(Dataset items)

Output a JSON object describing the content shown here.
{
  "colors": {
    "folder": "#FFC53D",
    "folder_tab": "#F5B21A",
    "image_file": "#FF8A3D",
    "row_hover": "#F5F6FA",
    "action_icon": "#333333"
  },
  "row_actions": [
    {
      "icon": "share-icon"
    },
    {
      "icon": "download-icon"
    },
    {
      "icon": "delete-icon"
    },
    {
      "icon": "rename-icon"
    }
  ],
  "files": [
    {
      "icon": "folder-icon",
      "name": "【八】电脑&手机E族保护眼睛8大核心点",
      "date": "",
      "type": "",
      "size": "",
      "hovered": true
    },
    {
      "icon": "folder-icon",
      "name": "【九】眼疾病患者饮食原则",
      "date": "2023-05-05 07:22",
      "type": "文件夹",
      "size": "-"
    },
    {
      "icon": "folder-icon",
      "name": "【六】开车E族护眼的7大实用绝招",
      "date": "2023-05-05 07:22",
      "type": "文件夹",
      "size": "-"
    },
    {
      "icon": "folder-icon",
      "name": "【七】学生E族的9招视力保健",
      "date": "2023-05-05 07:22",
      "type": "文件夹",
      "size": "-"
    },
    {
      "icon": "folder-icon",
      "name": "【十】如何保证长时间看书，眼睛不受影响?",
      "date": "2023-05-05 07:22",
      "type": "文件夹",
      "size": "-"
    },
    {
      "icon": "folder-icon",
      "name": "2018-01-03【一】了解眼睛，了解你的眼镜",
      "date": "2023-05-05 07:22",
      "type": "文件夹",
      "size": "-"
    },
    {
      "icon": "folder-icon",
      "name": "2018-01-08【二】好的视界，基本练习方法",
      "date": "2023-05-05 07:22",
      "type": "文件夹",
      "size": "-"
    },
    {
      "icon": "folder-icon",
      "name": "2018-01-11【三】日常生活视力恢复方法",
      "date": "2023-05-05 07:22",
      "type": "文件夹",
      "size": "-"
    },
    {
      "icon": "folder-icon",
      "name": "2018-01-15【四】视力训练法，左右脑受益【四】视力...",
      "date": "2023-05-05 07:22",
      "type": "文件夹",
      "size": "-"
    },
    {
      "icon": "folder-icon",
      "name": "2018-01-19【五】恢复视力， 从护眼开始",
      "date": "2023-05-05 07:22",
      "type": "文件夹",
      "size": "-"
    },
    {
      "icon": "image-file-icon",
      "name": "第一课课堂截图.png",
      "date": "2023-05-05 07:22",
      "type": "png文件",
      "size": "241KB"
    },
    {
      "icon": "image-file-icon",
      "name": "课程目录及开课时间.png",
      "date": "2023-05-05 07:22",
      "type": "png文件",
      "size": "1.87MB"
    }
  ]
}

Aim:
Each entry is to be returned in full, character for character.

Solved exercise:
Output a JSON object describing the content shown here.
{
  "colors": {
    "folder": "#FFC53D",
    "folder_tab": "#F5B21A",
    "image_file": "#FF8A3D",
    "row_hover": "#F5F6FA",
    "action_icon": "#333333"
  },
  "row_actions": [
    {
      "icon": "share-icon"
    },
    {
      "icon": "download-icon"
    },
    {
      "icon": "delete-icon"
    },
    {
      "icon": "rename-icon"
    }
  ],
  "files": [
    {
      "icon": "folder-icon",
      "name": "【八】电脑&手机E族保护眼睛8大核心点",
      "date": "",
      "type": "",
      "size": "",
      "hovered": true
    },
    {
      "icon": "folder-icon",
      "name": "【九】眼疾病患者饮食原则",
      "date": "2023-05-05 07:22",
      "type": "文件夹",
      "size": "-"
    },
    {
      "icon": "folder-icon",
      "name": "【六】开车E族护眼的7大实用绝招",
      "date": "2023-05-05 07:22",
      "type": "文件夹",
      "size": "-"
    },
    {
      "icon": "folder-icon",
      "name": "【七】学生E族的9招视力保健",
      "date": "2023-05-05 07:22",
      "type": "文件夹",
      "size": "-"
    },
    {
      "icon": "folder-icon",
      "name": "【十】如何保证长时间看书，眼睛不受影响?",
      "date": "2023-05-05 07:22",
      "type": "文件夹",
      "size": "-"
    },
    {
      "icon": "folder-icon",
      "name": "2018-01-03【一】了解眼睛，了解你的眼镜",
      "date": "2023-05-05 07:22",
      "type": "文件夹",
      "size": "-"
    },
    {
      "icon": "folder-icon",
      "name": "2018-01-08【二】好的视界，基本练习方法",
      "date": "2023-05-05 07:22",
      "type": "文件夹",
      "size": "-"
    },
    {
      "icon": "folder-icon",
      "name": "2018-01-11【三】日常生活视力恢复方法",
      "date": "2023-05-05 07:22",
      "type": "文件夹",
      "size": "-"
    },
    {
      "icon": "folder-icon",
      "name": "2018-01-15【四】视力训练法，左右脑受益【四】视力...",
      "date": "2023-05-05 07:22",
      "type": "文件夹",
      "size": "-"
    },
    {
      "icon": "folder-icon",
      "name": "2018-01-19【五】恢复视力， 从护眼开始",
      "date": "2023-05-05 07:22",
      "type": "文件夹",
      "size": "-"
    },
    {
      "icon": "image-file-icon",
      "name": "第一课课堂截图.png",
      "date": "2023-05-05 07:22",
      "type": "png文件",
      "size": "241KB"
    },
    {
      "icon": "image-file-icon",
      "name": "课程目录及开课时间.png",
      "date": "2023-05-05 07:22",
      "type": "png文件",
      "size": "1.87MB"
    }
  ]
}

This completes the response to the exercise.